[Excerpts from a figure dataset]
------------------------

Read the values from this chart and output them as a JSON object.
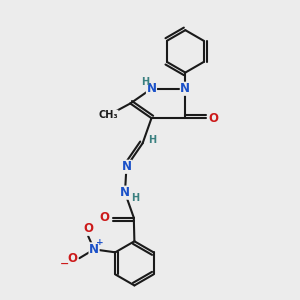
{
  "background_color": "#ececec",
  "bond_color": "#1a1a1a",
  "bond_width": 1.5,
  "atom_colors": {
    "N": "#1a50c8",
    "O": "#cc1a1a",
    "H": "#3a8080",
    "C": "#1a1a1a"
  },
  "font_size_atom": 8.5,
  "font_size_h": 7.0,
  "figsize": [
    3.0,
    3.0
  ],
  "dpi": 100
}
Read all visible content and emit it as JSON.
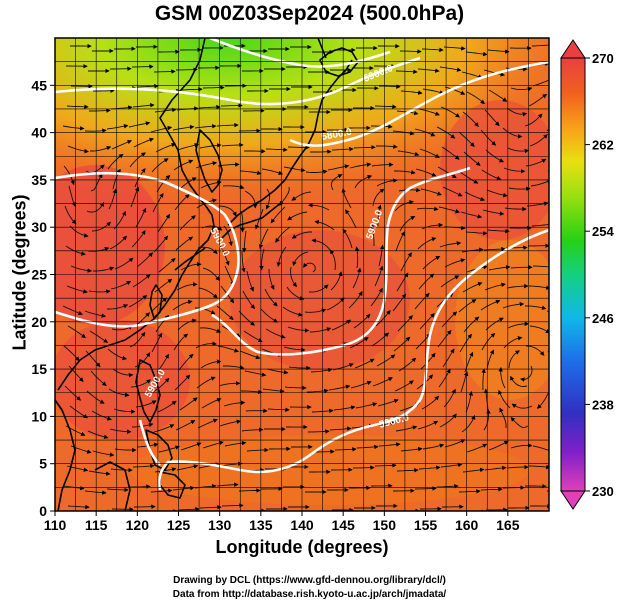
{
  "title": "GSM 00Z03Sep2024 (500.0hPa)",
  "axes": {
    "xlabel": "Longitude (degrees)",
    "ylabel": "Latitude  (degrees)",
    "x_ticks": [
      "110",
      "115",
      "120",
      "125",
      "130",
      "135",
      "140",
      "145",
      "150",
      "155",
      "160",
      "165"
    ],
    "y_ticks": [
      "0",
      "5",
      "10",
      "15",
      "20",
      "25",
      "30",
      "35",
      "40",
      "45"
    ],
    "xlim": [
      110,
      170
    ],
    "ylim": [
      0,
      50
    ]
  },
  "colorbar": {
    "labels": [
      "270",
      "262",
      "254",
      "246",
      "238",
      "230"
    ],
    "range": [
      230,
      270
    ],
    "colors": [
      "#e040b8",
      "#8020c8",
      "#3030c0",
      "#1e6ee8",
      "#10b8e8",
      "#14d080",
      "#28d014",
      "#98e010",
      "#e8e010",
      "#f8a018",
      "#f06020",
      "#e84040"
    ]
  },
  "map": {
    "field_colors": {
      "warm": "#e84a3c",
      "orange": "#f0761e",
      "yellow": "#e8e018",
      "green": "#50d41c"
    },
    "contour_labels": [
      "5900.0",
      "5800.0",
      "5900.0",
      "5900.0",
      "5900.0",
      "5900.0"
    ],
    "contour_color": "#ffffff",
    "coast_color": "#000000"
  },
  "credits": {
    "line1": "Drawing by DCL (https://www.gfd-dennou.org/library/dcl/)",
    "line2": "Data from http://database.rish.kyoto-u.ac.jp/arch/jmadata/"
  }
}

------------------------

--- Short exercise ---
Give every record again exactly, apart from the pictures, which stay out.

--- Task output ---
Read the values from this chart and output them as a JSON object.
{
  "background_color": "#ececec",
  "bond_color": "#1a1a1a",
  "bond_width": 1.5,
  "atom_colors": {
    "N": "#1a50c8",
    "O": "#cc1a1a",
    "H": "#3a8080",
    "C": "#1a1a1a"
  },
  "font_size_atom": 8.5,
  "font_size_h": 7.0,
  "figsize": [
    3.0,
    3.0
  ],
  "dpi": 100
}
Read all visible content and emit it as JSON.
{
  "title": "GSM 00Z03Sep2024 (500.0hPa)",
  "axes": {
    "xlabel": "Longitude (degrees)",
    "ylabel": "Latitude  (degrees)",
    "x_ticks": [
      "110",
      "115",
      "120",
      "125",
      "130",
      "135",
      "140",
      "145",
      "150",
      "155",
      "160",
      "165"
    ],
    "y_ticks": [
      "0",
      "5",
      "10",
      "15",
      "20",
      "25",
      "30",
      "35",
      "40",
      "45"
    ],
    "xlim": [
      110,
      170
    ],
    "ylim": [
      0,
      50
    ]
  },
  "colorbar": {
    "labels": [
      "270",
      "262",
      "254",
      "246",
      "238",
      "230"
    ],
    "range": [
      230,
      270
    ],
    "colors": [
      "#e040b8",
      "#8020c8",
      "#3030c0",
      "#1e6ee8",
      "#10b8e8",
      "#14d080",
      "#28d014",
      "#98e010",
      "#e8e010",
      "#f8a018",
      "#f06020",
      "#e84040"
    ]
  },
  "map": {
    "field_colors": {
      "warm": "#e84a3c",
      "orange": "#f0761e",
      "yellow": "#e8e018",
      "green": "#50d41c"
    },
    "contour_labels": [
      "5900.0",
      "5800.0",
      "5900.0",
      "5900.0",
      "5900.0",
      "5900.0"
    ],
    "contour_color": "#ffffff",
    "coast_color": "#000000"
  },
  "credits": {
    "line1": "Drawing by DCL (https://www.gfd-dennou.org/library/dcl/)",
    "line2": "Data from http://database.rish.kyoto-u.ac.jp/arch/jmadata/"
  }
}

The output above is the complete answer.